§ **SUPPLIED TEXT**

◆ ◆ ◆ ◆ ◆ ◆ ◆

Enjoying a cup of coffee on the porch while the ducks splash in their little swimming pool and the chickens scratch in the sunny pasture. Deciding what to bake from scratch. Walking through the garden to see what rows need to be weeded, replanted, and what ought to be harvested. A chat with the neighbor over the fence. Homesteading allows us the great privilege of simplifying our life to the point where our days are spent how we wish. Homesteading doesn’t mean we don’t work anymore (we have been in a position where we didn’t have a homestead or jobs, and not working is just not fun)- we do plenty of work around here, but we do it out of gratitude and we have the ability to live on less.
Here are some farmgirl money tips to help you achieve your dream- whether it is to farm full-time, buy a homestead, homestead where you are, be a stay-at-home mom, or just live on less.

◆ ◆ ◆ ◆ ◆ ◆ ◆

(Spatial layout data)
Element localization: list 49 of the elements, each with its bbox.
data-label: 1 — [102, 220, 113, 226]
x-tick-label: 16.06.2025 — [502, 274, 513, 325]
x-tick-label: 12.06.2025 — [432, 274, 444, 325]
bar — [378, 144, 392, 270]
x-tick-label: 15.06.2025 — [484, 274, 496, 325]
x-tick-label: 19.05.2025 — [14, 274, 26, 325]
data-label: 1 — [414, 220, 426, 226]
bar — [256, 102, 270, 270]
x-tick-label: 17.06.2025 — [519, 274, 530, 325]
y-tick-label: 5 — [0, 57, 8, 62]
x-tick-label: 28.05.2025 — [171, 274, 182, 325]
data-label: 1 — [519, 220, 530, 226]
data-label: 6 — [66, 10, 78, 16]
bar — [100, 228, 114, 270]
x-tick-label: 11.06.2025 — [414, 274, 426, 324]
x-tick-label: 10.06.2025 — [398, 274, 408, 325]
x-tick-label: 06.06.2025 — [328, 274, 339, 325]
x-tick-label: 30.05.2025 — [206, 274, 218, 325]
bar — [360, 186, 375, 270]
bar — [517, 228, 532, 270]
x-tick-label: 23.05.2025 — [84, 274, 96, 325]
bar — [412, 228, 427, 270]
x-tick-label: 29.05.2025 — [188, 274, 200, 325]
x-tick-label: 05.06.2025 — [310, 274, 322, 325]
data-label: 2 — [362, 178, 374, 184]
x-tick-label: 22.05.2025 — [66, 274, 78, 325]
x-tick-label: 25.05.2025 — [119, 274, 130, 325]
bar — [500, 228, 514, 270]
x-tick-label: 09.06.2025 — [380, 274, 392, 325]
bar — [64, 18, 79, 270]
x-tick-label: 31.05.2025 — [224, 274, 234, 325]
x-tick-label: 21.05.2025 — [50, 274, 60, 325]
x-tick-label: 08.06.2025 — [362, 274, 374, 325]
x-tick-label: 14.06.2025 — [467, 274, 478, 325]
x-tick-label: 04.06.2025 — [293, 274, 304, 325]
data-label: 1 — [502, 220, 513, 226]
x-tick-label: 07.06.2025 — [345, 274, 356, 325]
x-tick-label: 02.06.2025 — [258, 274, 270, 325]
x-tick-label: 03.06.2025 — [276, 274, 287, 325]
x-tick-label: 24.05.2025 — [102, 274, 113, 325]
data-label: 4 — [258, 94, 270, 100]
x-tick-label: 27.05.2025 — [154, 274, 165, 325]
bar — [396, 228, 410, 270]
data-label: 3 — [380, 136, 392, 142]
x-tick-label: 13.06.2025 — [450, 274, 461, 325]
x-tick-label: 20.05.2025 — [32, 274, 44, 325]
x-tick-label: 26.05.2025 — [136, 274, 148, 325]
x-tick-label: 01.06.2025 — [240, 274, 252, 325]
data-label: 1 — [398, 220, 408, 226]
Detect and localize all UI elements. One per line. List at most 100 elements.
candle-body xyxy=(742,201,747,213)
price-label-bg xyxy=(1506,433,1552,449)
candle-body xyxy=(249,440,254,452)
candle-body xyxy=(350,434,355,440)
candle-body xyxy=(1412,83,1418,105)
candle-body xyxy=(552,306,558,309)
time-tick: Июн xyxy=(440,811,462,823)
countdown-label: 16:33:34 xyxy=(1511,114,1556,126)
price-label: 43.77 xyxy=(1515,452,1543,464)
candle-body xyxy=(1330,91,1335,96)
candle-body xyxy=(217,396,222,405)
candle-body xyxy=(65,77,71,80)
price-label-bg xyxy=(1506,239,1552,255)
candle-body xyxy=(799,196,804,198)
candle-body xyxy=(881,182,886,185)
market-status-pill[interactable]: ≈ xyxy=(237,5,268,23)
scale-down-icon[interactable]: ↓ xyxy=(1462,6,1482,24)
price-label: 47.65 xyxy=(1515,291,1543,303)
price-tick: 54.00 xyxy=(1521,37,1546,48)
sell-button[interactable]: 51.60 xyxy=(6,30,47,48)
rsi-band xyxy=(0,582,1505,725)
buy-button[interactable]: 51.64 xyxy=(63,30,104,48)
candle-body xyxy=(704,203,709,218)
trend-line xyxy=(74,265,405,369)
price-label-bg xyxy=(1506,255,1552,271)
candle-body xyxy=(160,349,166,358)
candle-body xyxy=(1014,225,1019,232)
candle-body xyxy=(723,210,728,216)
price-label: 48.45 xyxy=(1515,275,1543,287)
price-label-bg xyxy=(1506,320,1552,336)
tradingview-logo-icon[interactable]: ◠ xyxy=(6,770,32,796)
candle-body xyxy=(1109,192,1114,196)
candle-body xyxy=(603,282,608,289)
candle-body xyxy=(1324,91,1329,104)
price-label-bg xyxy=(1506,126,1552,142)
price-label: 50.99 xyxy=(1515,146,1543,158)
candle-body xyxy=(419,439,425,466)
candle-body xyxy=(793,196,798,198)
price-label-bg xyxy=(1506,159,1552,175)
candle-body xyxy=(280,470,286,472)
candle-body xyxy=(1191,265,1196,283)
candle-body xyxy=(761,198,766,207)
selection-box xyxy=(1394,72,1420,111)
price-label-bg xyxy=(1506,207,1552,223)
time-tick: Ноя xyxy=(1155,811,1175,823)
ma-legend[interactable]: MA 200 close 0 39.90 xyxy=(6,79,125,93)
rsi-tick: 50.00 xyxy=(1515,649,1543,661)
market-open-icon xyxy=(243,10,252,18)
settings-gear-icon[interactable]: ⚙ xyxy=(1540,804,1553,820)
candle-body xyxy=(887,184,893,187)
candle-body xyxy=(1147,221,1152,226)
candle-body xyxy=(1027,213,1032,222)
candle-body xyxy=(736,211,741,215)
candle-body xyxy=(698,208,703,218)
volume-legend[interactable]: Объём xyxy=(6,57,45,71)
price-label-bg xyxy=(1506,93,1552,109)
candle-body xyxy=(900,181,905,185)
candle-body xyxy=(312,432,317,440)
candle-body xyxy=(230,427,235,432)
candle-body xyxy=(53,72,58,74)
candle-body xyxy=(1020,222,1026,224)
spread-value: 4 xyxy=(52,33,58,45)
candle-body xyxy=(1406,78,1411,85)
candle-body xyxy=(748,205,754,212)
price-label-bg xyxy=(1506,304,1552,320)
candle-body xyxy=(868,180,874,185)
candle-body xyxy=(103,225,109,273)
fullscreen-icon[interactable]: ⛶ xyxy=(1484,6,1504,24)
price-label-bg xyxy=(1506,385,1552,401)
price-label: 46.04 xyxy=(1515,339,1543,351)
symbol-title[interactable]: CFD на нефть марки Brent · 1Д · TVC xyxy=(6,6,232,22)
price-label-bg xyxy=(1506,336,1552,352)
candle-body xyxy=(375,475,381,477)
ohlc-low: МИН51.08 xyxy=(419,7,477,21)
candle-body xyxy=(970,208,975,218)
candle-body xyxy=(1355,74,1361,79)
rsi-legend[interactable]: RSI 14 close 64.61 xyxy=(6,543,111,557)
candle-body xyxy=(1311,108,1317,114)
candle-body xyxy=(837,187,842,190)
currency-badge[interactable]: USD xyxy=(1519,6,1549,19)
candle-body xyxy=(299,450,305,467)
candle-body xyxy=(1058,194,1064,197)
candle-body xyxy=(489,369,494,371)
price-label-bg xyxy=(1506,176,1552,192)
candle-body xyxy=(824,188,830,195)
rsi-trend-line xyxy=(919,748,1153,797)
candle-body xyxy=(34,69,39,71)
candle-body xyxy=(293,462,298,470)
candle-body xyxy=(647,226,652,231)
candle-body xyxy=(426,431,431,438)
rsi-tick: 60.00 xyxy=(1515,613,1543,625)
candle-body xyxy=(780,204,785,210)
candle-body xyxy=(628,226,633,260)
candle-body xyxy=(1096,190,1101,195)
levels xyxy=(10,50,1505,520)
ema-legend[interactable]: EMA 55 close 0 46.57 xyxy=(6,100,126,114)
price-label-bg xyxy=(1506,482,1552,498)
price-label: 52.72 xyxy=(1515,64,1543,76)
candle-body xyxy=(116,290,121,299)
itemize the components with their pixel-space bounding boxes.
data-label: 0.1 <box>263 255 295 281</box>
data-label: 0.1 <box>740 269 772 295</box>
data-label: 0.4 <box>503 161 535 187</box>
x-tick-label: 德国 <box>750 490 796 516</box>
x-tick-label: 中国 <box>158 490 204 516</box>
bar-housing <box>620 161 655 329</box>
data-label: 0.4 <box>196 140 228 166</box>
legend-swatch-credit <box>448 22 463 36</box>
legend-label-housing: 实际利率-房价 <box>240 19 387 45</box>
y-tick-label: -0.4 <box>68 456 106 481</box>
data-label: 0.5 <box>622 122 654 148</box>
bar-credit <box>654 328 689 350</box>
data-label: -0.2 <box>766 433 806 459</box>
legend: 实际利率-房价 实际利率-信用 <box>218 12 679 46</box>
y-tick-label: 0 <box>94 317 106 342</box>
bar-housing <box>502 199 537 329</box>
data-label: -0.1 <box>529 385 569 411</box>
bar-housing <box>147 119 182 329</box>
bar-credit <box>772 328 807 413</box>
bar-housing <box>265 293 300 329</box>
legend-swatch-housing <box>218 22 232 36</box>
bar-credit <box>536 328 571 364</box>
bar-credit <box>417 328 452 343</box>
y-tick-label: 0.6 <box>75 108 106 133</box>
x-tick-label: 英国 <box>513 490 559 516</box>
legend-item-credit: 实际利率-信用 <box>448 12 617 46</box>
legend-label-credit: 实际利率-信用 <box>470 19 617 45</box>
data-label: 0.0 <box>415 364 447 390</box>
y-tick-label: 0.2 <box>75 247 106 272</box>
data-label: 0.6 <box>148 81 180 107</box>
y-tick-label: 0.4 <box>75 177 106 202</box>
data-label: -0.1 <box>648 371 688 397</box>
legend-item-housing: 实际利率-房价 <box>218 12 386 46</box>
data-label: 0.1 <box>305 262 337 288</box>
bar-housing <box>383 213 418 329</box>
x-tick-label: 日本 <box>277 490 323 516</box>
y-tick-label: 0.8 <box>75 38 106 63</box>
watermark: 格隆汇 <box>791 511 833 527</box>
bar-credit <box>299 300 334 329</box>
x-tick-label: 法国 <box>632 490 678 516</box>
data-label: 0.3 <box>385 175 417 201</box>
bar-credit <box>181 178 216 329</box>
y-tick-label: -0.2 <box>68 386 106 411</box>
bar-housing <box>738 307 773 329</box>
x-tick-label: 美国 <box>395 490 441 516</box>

◆ ◆ ◆ ◆ ◆ ◆ ◆

§ **WHAT TO DO**
#1 Output the homesteading passage between "Enjoying a cup" and "just live on less.", inclusive.
#2 Pick up the homesteading text after its last sentence and keep writing it.

§ **TASK-BY-TASK RESULTS**
#1
Enjoying a cup of coffee on the porch while the ducks splash in their little swimming pool and the chickens scratch in the sunny pasture. Deciding what to bake from scratch. Walking through the garden to see what rows need to be weeded, replanted, and what ought to be harvested. A chat with the neighbor over the fence. Homesteading allows us the great privilege of simplifying our life to the point where our days are spent how we wish. Homesteading doesn’t mean we don’t work anymore (we have been in a position where we didn’t have a homestead or jobs, and not working is just not fun)- we do plenty of work around here, but we do it out of gratitude and we have the ability to live on less.
Here are some farmgirl money tips to help you achieve your dream- whether it is to farm full-time, buy a homestead, homestead where you are, be a stay-at-home mom, or just live on less.

#2
You Don’t Need to Make More, You Need to Spend Less
I love books on pioneering and old ways of living. In the Foxfire books that I am reading, the old timers chose to continue living how they always did, even in the 1970’s, when they could have lived a modern life. Many of us do not want to give up anything. We work, and work, for things that do not add to our life or that could easily be lived without. It’s all in your perspective. I didn’t grow up with much and my husband grew up with a lot, so I think we live in the Ritz and he thinks we are living rather low on the totem pole. I would be just as happy in a much smaller house (our current house is 1100 sq. ft.) in a warm climate, off-grid. Doug cannot live without his IPOD and wifi. So, we meet in the middle and homestead our own way. You can too. Remember, don’t make more, spend less.
Do you need cable television?
How much do you spend on subscription services like Netflix, Amazon, and the like?
Can you use the computers at the library for wifi?
Do you need a new car, or can you buy a used one with cash?
Do you need a smart phone? Do you need all the bells and whistles?
You can lower your electric bill substantially by unplugging anything that leaches energy. Unplug phone cords, lower unused freezers down to their lowest setting, turn off the porch light, turn off lights when not in use, turn off the LED lights on appliances. When making a new purchase, try to get one that is manual instead of one that plugs in. Use a clothes line instead of the dryer. Get some kerosene lamps for winter!
You can lower your gas bill substantially by investing in a wood stove. Not only will you be set if the power or furnace goes out, you will have the lovely ambiance of a stove that you can warm by or cook on while cutting your gas bill.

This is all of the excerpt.